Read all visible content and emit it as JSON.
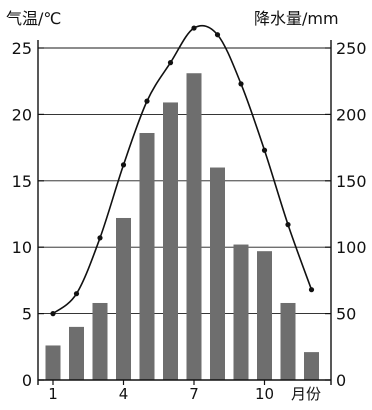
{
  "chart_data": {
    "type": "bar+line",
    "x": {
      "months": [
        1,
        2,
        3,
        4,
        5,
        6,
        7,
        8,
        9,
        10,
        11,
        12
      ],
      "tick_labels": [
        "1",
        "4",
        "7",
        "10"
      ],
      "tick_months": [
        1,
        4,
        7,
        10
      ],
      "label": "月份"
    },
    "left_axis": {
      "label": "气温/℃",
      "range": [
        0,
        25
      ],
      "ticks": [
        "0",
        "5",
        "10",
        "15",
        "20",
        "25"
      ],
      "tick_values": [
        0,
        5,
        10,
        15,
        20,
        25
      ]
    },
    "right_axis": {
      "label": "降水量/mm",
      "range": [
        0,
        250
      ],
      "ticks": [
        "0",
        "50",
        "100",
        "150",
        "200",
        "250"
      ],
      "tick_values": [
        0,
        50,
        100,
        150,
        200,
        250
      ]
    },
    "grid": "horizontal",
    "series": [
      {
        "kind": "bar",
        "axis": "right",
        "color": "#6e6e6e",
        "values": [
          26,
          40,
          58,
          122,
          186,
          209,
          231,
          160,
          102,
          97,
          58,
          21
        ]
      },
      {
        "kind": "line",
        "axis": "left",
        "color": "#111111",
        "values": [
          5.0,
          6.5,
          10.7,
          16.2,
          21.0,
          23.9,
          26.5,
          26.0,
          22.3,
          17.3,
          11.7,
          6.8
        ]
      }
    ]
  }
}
...
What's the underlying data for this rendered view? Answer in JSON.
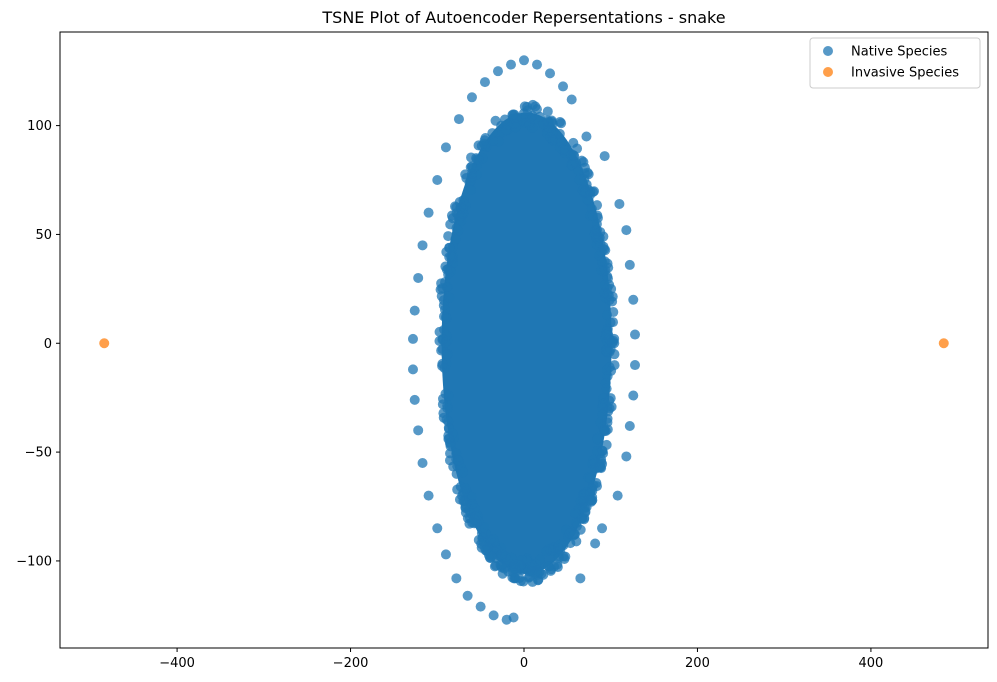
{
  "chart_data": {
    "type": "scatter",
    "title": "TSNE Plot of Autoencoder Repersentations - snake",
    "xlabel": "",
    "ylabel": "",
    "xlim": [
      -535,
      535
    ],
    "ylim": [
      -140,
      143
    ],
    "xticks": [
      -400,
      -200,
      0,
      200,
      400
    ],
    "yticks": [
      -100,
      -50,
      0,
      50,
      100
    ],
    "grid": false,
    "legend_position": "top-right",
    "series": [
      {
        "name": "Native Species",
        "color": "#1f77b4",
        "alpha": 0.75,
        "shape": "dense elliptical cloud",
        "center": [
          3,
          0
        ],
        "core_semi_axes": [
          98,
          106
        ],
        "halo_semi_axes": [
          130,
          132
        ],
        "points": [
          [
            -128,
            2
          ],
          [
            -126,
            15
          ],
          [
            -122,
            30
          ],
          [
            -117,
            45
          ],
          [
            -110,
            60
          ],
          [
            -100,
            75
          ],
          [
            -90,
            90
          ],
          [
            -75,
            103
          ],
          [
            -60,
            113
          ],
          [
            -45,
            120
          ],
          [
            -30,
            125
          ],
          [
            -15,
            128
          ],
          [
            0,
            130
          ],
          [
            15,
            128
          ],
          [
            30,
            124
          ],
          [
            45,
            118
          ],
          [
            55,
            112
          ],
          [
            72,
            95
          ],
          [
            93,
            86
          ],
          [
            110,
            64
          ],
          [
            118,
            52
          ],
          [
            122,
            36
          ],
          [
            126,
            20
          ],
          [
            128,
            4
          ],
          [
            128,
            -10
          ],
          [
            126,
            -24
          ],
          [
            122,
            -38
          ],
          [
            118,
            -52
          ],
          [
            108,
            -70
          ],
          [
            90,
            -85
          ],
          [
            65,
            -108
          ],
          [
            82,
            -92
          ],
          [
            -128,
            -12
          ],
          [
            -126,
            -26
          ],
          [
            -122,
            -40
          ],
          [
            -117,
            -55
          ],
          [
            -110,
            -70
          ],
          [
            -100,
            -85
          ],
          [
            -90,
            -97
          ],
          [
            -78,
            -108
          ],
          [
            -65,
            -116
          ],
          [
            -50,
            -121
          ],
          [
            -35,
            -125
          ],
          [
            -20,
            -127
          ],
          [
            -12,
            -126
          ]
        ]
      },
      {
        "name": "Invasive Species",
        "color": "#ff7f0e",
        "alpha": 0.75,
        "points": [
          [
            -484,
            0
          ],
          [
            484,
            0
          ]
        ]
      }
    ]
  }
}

## Exercise
Copy every line from the records above that contains the word "JSON".

## The solution
Read all visible content and emit it as JSON.
What's the underlying data for this rendered view? Answer in JSON.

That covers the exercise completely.